Directions for this task
Restate each line of the listing exactly, without carrying over any pictures.

(Figure record listings)
━━━

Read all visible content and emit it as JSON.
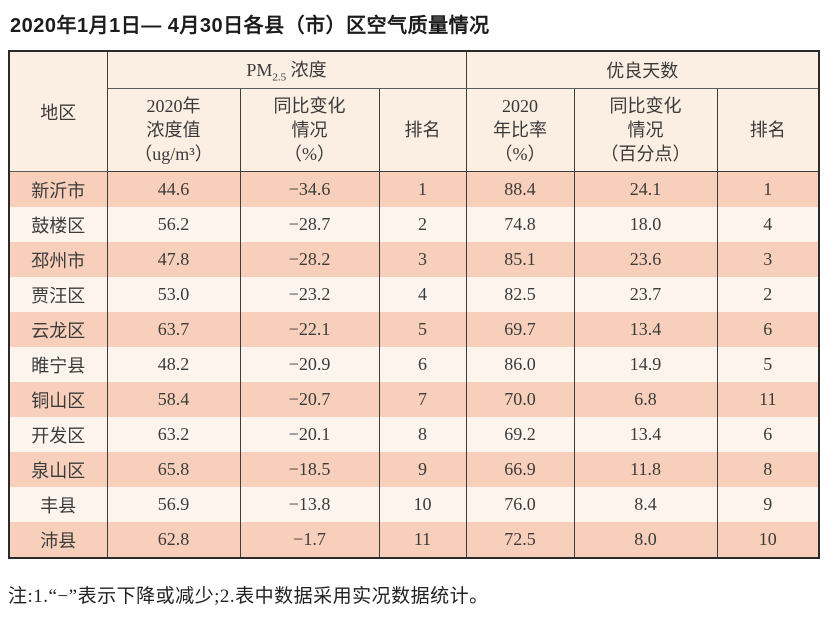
{
  "title": "2020年1月1日— 4月30日各县（市）区空气质量情况",
  "note": "注:1.“−”表示下降或减少;2.表中数据采用实况数据统计。",
  "colors": {
    "header_bg": "#fbeee3",
    "row_peach": "#f7cfba",
    "row_light": "#fdf4ee",
    "border_outer": "#2b2b2b",
    "border_inner": "#3d3d3d",
    "text": "#3b3b3b"
  },
  "chart_data": {
    "type": "table",
    "title": "2020年1月1日— 4月30日各县（市）区空气质量情况",
    "group_headers": {
      "region": "地区",
      "pm25_main": "PM",
      "pm25_sub": "2.5",
      "pm25_rest": " 浓度",
      "good_days": "优良天数"
    },
    "sub_headers": {
      "conc": "2020年\n浓度值\n（ug/m³）",
      "change_pct": "同比变化\n情况\n（%）",
      "rank1": "排名",
      "ratio": "2020\n年比率\n（%）",
      "change_pts": "同比变化\n情况\n（百分点）",
      "rank2": "排名"
    },
    "columns": [
      "地区",
      "2020年浓度值（ug/m³）",
      "同比变化情况（%）",
      "排名",
      "2020年比率（%）",
      "同比变化情况（百分点）",
      "排名"
    ],
    "rows": [
      [
        "新沂市",
        "44.6",
        "−34.6",
        "1",
        "88.4",
        "24.1",
        "1"
      ],
      [
        "鼓楼区",
        "56.2",
        "−28.7",
        "2",
        "74.8",
        "18.0",
        "4"
      ],
      [
        "邳州市",
        "47.8",
        "−28.2",
        "3",
        "85.1",
        "23.6",
        "3"
      ],
      [
        "贾汪区",
        "53.0",
        "−23.2",
        "4",
        "82.5",
        "23.7",
        "2"
      ],
      [
        "云龙区",
        "63.7",
        "−22.1",
        "5",
        "69.7",
        "13.4",
        "6"
      ],
      [
        "睢宁县",
        "48.2",
        "−20.9",
        "6",
        "86.0",
        "14.9",
        "5"
      ],
      [
        "铜山区",
        "58.4",
        "−20.7",
        "7",
        "70.0",
        "6.8",
        "11"
      ],
      [
        "开发区",
        "63.2",
        "−20.1",
        "8",
        "69.2",
        "13.4",
        "6"
      ],
      [
        "泉山区",
        "65.8",
        "−18.5",
        "9",
        "66.9",
        "11.8",
        "8"
      ],
      [
        "丰县",
        "56.9",
        "−13.8",
        "10",
        "76.0",
        "8.4",
        "9"
      ],
      [
        "沛县",
        "62.8",
        "−1.7",
        "11",
        "72.5",
        "8.0",
        "10"
      ]
    ]
  }
}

━━━

Solution to this problem
Read all visible content and emit it as JSON.
{
  "title": "2020年1月1日— 4月30日各县（市）区空气质量情况",
  "note": "注:1.“−”表示下降或减少;2.表中数据采用实况数据统计。",
  "colors": {
    "header_bg": "#fbeee3",
    "row_peach": "#f7cfba",
    "row_light": "#fdf4ee",
    "border_outer": "#2b2b2b",
    "border_inner": "#3d3d3d",
    "text": "#3b3b3b"
  },
  "chart_data": {
    "type": "table",
    "title": "2020年1月1日— 4月30日各县（市）区空气质量情况",
    "group_headers": {
      "region": "地区",
      "pm25_main": "PM",
      "pm25_sub": "2.5",
      "pm25_rest": " 浓度",
      "good_days": "优良天数"
    },
    "sub_headers": {
      "conc": "2020年\n浓度值\n（ug/m³）",
      "change_pct": "同比变化\n情况\n（%）",
      "rank1": "排名",
      "ratio": "2020\n年比率\n（%）",
      "change_pts": "同比变化\n情况\n（百分点）",
      "rank2": "排名"
    },
    "columns": [
      "地区",
      "2020年浓度值（ug/m³）",
      "同比变化情况（%）",
      "排名",
      "2020年比率（%）",
      "同比变化情况（百分点）",
      "排名"
    ],
    "rows": [
      [
        "新沂市",
        "44.6",
        "−34.6",
        "1",
        "88.4",
        "24.1",
        "1"
      ],
      [
        "鼓楼区",
        "56.2",
        "−28.7",
        "2",
        "74.8",
        "18.0",
        "4"
      ],
      [
        "邳州市",
        "47.8",
        "−28.2",
        "3",
        "85.1",
        "23.6",
        "3"
      ],
      [
        "贾汪区",
        "53.0",
        "−23.2",
        "4",
        "82.5",
        "23.7",
        "2"
      ],
      [
        "云龙区",
        "63.7",
        "−22.1",
        "5",
        "69.7",
        "13.4",
        "6"
      ],
      [
        "睢宁县",
        "48.2",
        "−20.9",
        "6",
        "86.0",
        "14.9",
        "5"
      ],
      [
        "铜山区",
        "58.4",
        "−20.7",
        "7",
        "70.0",
        "6.8",
        "11"
      ],
      [
        "开发区",
        "63.2",
        "−20.1",
        "8",
        "69.2",
        "13.4",
        "6"
      ],
      [
        "泉山区",
        "65.8",
        "−18.5",
        "9",
        "66.9",
        "11.8",
        "8"
      ],
      [
        "丰县",
        "56.9",
        "−13.8",
        "10",
        "76.0",
        "8.4",
        "9"
      ],
      [
        "沛县",
        "62.8",
        "−1.7",
        "11",
        "72.5",
        "8.0",
        "10"
      ]
    ]
  }
}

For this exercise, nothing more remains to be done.